→ What the exercise asks:
Each line that holds the word "years" counts once. Give the total number of such lines and nothing else.

Chart and figure data
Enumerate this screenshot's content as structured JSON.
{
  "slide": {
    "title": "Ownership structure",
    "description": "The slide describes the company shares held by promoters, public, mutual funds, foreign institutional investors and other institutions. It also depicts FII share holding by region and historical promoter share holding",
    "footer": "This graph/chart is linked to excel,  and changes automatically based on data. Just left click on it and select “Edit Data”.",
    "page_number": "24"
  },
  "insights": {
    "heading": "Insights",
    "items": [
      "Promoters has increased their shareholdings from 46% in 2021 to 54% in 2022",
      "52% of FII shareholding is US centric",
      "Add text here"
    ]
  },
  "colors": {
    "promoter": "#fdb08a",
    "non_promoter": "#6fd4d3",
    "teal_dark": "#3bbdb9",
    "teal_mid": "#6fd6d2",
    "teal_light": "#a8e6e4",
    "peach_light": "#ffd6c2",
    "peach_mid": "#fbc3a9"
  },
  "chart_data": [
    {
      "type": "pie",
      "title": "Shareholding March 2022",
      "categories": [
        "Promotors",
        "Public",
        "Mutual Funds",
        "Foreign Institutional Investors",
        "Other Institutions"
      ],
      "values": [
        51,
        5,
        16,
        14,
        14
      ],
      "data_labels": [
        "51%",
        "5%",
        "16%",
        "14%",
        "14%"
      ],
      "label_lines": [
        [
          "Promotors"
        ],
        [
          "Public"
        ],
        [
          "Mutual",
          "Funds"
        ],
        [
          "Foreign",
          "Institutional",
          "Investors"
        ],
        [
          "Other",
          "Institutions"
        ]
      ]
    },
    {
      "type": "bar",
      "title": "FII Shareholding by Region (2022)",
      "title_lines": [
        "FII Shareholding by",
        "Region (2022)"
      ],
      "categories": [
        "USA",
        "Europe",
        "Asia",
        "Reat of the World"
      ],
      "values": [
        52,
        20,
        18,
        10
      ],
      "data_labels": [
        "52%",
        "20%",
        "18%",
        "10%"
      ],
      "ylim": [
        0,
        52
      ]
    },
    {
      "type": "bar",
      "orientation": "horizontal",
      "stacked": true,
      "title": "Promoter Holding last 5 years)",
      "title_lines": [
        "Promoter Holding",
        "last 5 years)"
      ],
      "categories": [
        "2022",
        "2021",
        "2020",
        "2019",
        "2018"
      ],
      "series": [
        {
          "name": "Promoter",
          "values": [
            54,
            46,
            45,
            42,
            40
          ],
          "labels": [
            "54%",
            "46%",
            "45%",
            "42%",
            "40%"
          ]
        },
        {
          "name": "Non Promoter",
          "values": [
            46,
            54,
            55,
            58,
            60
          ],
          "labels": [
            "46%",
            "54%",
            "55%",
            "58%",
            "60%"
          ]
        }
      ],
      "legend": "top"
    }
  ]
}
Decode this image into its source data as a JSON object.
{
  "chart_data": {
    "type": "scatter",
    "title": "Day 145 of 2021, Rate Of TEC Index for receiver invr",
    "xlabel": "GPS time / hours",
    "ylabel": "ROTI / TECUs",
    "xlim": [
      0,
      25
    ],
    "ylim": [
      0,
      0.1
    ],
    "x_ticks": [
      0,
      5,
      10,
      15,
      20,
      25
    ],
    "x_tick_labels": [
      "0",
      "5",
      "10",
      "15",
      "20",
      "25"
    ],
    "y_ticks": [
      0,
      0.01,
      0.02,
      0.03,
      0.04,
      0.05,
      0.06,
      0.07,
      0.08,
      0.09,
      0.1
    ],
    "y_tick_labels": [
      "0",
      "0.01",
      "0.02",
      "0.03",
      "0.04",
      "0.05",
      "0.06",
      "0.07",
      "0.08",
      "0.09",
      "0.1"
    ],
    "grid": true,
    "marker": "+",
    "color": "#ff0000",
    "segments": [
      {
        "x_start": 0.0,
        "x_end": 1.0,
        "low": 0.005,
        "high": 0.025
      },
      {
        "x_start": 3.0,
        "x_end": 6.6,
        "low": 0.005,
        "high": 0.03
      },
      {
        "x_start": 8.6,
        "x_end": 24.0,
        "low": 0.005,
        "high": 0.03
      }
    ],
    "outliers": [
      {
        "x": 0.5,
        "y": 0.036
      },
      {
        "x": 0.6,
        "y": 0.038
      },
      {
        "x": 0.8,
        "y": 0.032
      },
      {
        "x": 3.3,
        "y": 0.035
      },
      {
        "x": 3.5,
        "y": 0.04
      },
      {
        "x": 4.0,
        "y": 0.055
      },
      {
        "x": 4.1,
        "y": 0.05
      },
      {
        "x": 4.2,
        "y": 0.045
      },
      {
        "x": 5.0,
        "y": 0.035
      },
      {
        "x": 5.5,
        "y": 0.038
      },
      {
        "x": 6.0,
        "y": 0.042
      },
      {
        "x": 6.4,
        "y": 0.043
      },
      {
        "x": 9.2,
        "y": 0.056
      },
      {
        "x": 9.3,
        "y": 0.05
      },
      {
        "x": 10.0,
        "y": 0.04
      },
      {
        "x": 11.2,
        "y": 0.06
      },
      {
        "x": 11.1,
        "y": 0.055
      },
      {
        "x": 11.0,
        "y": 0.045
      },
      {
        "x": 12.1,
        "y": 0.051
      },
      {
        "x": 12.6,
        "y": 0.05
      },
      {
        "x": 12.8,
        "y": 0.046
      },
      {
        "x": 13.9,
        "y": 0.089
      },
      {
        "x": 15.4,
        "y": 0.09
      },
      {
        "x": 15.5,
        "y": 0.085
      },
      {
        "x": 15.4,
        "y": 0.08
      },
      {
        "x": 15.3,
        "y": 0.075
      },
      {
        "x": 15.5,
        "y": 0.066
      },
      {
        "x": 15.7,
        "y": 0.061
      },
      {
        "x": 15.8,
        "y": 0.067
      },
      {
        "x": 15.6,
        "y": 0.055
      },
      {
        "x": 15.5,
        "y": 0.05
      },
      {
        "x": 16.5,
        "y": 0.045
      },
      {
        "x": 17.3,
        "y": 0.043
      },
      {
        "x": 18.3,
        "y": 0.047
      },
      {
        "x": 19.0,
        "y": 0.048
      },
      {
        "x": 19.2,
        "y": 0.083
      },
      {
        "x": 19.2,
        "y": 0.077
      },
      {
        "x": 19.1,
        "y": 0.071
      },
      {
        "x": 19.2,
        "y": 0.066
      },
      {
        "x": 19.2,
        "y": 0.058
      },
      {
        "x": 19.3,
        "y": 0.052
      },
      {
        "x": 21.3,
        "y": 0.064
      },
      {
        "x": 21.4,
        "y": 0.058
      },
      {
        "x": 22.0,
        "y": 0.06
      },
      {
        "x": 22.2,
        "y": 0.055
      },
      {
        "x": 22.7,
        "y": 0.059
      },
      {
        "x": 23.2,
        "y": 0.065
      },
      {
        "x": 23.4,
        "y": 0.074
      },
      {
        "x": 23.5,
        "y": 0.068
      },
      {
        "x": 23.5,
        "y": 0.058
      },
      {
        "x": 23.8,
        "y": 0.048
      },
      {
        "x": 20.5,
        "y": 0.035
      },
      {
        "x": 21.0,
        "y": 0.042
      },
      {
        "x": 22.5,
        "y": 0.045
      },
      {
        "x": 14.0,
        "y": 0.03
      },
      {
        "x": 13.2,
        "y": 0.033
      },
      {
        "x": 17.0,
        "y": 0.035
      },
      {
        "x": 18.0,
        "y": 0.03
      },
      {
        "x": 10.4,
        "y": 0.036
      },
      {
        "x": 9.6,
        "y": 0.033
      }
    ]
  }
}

→ Complete answer:
2